*TEXTAUSZUG:*
Wer Gerhard O. Batman nach Wohnsitz, Familienstand, Staatsbürgerschaft und hnlichem Kram fragt, bekommt die prompte Antwort: „Sowohl-als-auch!“
Wer so spricht, lebt in Zeiten der intensivierten Heimatsuche gefährlich. Dreh dich nicht um, die Identitären gehn rum! Die haben vor allem eines nicht: Humor. Die können nur das Entweder-oder. Und das verbreitet sich zur Zeit auf beängstigende Weise rasend schnell. Gerhard, es wird eng.
10.
Von Gerhard O. ein Entweder-Oder zu verlangen, ist aussichtslos. Er ist in vielem immer alles. Er liebt das Paradox. Er ist Zeichner und auch Wortäquilibrist. Das eine gibt es bei ihm nicht ohne das andere. Eine Doppelbegabung ist ein zwielichtiges Geschenk, Wer eine Doppelbegabung besitzt, kann sich das Leben natürlich versauen. Die Doppelbegabung sitzt ja nicht im Schaukelstuhl und wippt mit dem großen Zeh. Die Doppelbegabung wird nicht müde, jeden Tag penetrant zu fragen: „Na, was machen wir? Leg los, ich bin da. He, worauf wartest du?“
Erst wenn der Künstler sich seufzend aufrafft, und loslegt, schweigt die Doppelbegabung und sieht dem Treiben mit Ungeduld zu. Am nächsten Tag geht das Spiel natürlich wieder von vorne los. „He, worauf wartest du?“
11.
Das Zeichnen ist, wie jede Kunst, verräterisch. Die Zeichenkunst ist äußerst mitteilsam. Diese Eigenschaft teilt sie mit allen Künsten. – Aber der schwache Text muss allerdings erst gelesen werden, bevor wir seine Schwäche erkennen. Die starke Zeichnung erkennen wir sofort. Wer zeichnet, ist erkannt. Wir sehen im Bruchteil einer Sekunde, ob der Zeichner mutig war. Oder hatte der Zeichner Schiss? Ist der Zeichner fröhlich, ist er melancholisch? Jeder kann es sehen. Sofort! Kein Blendwerk bietet schattige Verstecke. Der Zeichner ist nackt. Kein Feigenblatt bedeckt die Scham.

*AUSGELESENE DATEN:*
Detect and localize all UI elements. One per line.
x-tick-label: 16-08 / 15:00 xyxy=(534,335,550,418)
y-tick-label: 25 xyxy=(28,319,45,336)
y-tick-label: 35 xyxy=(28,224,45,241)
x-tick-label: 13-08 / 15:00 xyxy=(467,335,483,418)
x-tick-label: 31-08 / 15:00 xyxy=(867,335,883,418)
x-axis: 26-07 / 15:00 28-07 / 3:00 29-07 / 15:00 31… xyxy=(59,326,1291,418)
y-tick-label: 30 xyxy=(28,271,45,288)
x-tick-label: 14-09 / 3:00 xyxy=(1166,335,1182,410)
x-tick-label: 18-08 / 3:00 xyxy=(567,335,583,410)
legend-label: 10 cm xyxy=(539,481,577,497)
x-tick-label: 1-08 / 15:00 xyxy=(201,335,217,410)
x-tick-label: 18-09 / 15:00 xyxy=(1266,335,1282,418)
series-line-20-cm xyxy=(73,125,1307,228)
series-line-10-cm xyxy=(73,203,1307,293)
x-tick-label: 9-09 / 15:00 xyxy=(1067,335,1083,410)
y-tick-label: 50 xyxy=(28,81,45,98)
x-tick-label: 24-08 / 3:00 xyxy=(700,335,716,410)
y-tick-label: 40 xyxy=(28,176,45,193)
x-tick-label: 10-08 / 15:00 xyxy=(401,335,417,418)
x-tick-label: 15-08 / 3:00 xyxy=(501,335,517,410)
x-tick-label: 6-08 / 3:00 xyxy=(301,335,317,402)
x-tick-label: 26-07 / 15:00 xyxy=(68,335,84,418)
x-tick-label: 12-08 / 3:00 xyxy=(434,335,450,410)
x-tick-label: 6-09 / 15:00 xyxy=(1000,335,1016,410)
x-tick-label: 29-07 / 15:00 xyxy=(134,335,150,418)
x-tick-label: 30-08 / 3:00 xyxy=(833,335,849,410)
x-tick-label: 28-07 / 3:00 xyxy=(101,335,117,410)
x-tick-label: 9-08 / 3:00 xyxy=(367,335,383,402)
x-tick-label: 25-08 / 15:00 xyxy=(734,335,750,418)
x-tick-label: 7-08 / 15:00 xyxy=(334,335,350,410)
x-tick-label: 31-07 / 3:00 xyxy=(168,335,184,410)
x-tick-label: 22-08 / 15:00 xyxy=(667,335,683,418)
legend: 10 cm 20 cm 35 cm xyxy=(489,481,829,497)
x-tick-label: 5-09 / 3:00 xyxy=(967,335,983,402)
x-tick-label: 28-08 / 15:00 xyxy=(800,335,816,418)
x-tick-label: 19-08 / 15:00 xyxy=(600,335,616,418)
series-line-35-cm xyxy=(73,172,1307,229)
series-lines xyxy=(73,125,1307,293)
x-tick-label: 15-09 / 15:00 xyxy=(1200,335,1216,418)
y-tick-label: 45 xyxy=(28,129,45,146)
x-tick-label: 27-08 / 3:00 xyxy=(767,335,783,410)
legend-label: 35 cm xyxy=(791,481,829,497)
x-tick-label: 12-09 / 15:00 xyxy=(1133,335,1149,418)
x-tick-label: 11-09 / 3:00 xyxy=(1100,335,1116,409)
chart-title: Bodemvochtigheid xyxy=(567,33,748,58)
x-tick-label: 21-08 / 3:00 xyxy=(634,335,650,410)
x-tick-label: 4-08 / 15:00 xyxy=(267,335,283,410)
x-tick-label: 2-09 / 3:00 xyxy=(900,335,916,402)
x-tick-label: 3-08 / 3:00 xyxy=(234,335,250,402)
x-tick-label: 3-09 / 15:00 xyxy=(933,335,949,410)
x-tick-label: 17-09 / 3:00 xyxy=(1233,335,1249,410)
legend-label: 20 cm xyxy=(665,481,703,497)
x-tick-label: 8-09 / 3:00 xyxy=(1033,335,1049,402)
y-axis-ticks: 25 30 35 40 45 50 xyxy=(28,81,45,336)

*AUFGABEN:*
1. Welche Antwort gibt Gerhard O. Batman laut dem Textauszug über ihn, wenn man ihn nach seiner Staatsbürgerschaft fragt?
2. Zählen Sie alle Dinge auf, nach denen man Gerhard O. Batman laut dem Textauszug über ihn fragen kann.
3. Bitte führen Sie den Textauszug über Gerhard O. Batman nach seinem letzten Satz weiter.

*ANTWORTEN:*
1. „Sowohl-als-auch!“

2. Wohnsitz, Familienstand, Staatsbürgerschaft

3.
12.
Die großen Lehrer Walter Trier, Albert Schäfer-Ast, George Grosz, Saul Steinberg, Tomi Ungerer, André Francois, Ben Shan, Henryk Tomaszewski, Jirí Šalamoun – um nur einige von vielen zu nennen, haben ihm die Werkzeuge und Mittel gezeigt. Man braucht, sagt der Zeichner, eigentlich nicht viel: Kreis, Punkt, Linie, eine Zickzack- oder Wellenlinie und einen Fleck. Was so leicht aussieht, ist mit Fleiß studiert und wurde von Niederlage zu Erfolg und von Erfolg zu Niederlage immer und immer durchlaufen. Kreis, Punkt, Linie, Zickzack, Welle, Fleck. Nicht immer in dieser Reihenfolge. Immer in Abwandlungen. Aber immer Kreis, Punkt, Linie, Zickzack, Welle, Fleck. Es sind die Mittel der Moderne. Wer von dieser Droge genascht hat, ist für sozialistischen und kapitalistischen Realismus nicht mehr verwendbar.
13.
Was hat der Zeichner gesagt? – „Man braucht eigentlich nicht viel.“
Ich protestiere! – Eigentlich braucht man sehr viel.
Man braucht - wie der große Fontane sagt - erst einmal ein gewisses Quantum an Mumpitz. Ohne Mumpitz käme so einer wie Oschatz nicht durch so ein Leben. Mumpitz also.
Aber das Wichtigste, das man braucht, ist Mut.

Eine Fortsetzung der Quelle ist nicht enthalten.